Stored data
— start —
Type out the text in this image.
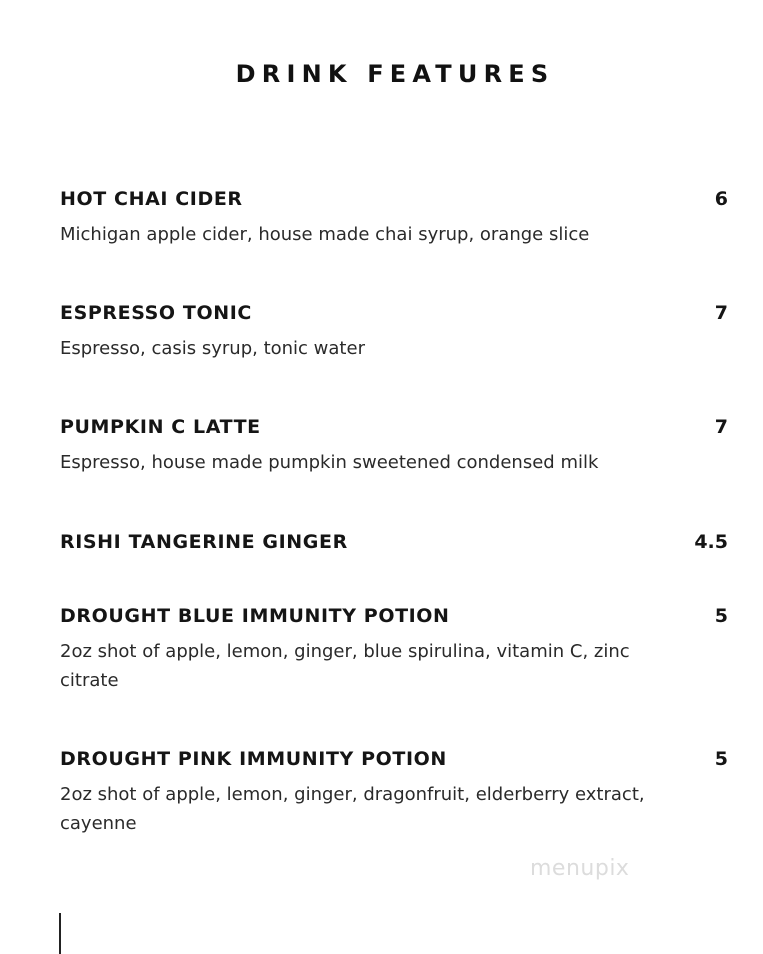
DRINK FEATURES
HOT CHAI CIDER	6
Michigan apple cider, house made chai syrup, orange slice
ESPRESSO TONIC	7
Espresso, casis syrup, tonic water
PUMPKIN C LATTE	7
Espresso, house made pumpkin sweetened condensed milk
RISHI TANGERINE GINGER	4.5
DROUGHT BLUE IMMUNITY POTION	5
2oz shot of apple, lemon, ginger, blue spirulina, vitamin C, zinc citrate
DROUGHT PINK IMMUNITY POTION	5
2oz shot of apple, lemon, ginger, dragonfruit, elderberry extract, cayenne
menupix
— end —
» What is needed
Every record must be copied exactly, with the pictures left out.

» Solved exercise
Type out the text in this image.
DRINK FEATURES
HOT CHAI CIDER	6
Michigan apple cider, house made chai syrup, orange slice
ESPRESSO TONIC	7
Espresso, casis syrup, tonic water
PUMPKIN C LATTE	7
Espresso, house made pumpkin sweetened condensed milk
RISHI TANGERINE GINGER	4.5
DROUGHT BLUE IMMUNITY POTION	5
2oz shot of apple, lemon, ginger, blue spirulina, vitamin C, zinc citrate
DROUGHT PINK IMMUNITY POTION	5
2oz shot of apple, lemon, ginger, dragonfruit, elderberry extract, cayenne
menupix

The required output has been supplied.